What to produce. Copy every line of the data that contains the string "NOAA".
=======
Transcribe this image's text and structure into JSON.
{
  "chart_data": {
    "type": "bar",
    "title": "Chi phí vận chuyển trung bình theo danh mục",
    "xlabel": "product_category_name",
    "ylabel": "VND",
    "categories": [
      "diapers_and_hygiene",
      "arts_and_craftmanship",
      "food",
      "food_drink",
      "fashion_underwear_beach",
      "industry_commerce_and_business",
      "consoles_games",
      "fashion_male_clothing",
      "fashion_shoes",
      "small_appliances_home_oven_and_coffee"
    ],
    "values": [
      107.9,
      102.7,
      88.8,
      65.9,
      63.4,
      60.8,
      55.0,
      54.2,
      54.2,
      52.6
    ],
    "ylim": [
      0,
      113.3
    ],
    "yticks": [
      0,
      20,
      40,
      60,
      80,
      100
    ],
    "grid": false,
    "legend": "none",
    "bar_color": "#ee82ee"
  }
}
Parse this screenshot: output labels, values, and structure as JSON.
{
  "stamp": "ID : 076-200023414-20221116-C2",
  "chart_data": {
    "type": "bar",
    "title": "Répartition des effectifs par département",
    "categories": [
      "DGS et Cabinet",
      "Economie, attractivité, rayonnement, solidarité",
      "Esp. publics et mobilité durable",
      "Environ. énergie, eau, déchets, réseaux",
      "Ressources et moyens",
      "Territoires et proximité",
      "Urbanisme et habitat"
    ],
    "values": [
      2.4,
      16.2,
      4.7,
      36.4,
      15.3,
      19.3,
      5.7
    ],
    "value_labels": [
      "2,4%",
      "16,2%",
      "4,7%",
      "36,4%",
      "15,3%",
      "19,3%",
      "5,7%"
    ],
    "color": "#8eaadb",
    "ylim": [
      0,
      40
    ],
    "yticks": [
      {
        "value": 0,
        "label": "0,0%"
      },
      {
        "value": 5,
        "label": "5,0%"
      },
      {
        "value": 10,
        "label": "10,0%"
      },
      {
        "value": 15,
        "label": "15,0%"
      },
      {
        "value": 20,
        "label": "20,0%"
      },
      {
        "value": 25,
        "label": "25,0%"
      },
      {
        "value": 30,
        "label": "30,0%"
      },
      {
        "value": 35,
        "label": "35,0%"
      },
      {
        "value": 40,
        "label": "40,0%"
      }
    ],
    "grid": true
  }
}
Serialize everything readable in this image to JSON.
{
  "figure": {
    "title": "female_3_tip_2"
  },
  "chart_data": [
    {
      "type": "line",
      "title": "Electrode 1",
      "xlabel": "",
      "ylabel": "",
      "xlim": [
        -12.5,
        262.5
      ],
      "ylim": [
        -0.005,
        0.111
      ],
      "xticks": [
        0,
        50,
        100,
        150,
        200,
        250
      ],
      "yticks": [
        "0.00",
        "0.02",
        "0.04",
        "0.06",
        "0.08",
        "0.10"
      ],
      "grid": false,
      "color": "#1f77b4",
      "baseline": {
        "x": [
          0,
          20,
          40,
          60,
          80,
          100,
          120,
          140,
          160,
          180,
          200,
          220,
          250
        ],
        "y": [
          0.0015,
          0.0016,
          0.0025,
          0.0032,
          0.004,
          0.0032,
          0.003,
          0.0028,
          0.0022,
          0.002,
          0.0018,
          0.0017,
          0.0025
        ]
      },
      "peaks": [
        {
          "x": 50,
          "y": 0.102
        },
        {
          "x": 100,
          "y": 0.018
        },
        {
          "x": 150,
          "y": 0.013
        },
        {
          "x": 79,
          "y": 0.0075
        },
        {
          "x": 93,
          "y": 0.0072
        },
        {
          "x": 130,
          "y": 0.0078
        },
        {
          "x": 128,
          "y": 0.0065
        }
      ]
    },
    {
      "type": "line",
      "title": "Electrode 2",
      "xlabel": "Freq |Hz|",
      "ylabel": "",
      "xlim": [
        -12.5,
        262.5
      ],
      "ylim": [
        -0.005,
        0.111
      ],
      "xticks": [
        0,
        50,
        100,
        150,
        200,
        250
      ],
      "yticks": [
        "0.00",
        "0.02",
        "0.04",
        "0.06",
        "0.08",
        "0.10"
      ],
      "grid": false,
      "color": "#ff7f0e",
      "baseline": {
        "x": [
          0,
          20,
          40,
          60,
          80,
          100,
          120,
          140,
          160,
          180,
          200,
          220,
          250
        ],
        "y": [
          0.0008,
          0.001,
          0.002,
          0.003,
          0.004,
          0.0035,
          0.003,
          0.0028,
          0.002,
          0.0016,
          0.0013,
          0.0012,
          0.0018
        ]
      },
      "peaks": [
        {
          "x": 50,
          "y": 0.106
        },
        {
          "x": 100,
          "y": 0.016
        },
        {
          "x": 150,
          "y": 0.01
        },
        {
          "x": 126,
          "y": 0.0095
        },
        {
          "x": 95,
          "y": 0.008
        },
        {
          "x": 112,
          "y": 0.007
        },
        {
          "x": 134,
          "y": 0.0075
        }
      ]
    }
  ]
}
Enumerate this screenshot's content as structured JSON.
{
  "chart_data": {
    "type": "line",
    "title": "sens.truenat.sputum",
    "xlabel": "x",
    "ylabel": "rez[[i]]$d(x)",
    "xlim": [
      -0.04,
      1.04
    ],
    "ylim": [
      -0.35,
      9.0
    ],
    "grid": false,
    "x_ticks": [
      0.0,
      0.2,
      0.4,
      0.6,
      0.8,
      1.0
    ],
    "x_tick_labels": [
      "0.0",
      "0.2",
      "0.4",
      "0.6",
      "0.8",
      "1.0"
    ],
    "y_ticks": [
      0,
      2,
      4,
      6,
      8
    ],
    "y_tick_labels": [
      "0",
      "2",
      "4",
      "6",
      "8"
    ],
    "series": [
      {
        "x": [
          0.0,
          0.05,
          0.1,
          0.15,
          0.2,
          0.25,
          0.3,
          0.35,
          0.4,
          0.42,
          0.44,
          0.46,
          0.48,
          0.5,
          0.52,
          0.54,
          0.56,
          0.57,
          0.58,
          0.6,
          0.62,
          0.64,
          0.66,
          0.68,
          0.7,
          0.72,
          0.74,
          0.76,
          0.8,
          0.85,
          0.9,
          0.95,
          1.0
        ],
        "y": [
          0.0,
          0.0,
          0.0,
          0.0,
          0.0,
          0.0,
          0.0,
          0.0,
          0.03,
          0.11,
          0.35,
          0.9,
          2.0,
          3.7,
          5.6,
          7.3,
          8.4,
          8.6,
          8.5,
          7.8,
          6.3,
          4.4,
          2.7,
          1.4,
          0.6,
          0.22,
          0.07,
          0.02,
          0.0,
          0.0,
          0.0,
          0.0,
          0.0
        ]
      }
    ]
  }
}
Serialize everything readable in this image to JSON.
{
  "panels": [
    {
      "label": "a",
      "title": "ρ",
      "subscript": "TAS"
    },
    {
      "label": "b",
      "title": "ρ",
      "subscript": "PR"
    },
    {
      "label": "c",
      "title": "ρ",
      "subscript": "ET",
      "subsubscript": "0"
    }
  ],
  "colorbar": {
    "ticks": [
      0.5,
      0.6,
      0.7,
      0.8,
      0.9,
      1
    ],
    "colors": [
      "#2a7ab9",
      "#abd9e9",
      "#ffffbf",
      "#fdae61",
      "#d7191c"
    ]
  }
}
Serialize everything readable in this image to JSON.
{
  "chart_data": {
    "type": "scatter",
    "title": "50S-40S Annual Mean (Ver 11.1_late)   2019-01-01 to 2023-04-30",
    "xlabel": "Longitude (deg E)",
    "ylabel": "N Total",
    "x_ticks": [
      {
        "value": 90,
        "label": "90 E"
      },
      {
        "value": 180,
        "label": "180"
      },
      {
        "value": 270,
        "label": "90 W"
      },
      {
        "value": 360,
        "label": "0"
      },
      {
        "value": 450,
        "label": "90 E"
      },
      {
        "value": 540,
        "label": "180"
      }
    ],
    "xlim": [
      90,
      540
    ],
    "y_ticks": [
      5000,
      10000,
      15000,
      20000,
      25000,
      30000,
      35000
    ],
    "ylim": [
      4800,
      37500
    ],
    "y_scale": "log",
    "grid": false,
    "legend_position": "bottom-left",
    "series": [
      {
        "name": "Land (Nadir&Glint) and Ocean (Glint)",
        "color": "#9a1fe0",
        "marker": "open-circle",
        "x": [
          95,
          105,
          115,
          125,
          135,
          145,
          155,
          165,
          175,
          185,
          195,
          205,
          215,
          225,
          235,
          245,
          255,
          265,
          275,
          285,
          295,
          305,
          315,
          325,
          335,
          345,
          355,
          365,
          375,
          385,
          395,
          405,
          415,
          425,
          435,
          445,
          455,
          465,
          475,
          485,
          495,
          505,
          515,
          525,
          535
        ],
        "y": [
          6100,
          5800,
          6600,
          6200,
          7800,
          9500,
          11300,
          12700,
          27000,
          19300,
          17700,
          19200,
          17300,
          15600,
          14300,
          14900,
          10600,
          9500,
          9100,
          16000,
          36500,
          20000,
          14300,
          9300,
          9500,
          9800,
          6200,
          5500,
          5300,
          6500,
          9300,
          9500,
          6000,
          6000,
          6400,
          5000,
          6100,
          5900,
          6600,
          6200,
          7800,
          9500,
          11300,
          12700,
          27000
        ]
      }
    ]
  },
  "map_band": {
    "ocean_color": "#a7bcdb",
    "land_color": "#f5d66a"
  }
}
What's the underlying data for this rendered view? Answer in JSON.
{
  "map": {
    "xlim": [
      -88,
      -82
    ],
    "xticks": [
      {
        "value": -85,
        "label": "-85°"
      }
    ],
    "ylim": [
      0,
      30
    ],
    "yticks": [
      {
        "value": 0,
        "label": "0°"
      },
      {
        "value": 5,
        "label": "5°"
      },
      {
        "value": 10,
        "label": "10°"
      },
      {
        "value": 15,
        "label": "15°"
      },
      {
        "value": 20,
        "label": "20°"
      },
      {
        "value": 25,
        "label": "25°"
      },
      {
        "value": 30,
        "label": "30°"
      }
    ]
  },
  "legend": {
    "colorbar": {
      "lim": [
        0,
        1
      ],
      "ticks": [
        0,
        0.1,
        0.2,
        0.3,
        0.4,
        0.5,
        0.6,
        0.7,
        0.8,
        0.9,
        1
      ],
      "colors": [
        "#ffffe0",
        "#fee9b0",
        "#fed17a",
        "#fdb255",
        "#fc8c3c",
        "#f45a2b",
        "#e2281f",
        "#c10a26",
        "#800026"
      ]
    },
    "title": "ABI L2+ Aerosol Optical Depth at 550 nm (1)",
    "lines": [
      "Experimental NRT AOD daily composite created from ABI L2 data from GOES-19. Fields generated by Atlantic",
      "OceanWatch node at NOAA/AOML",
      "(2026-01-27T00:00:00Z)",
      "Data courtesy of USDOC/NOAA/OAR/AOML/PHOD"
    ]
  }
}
=======
Task output.
      "OceanWatch node at NOAA/AOML",
      "Data courtesy of USDOC/NOAA/OAR/AOML/PHOD"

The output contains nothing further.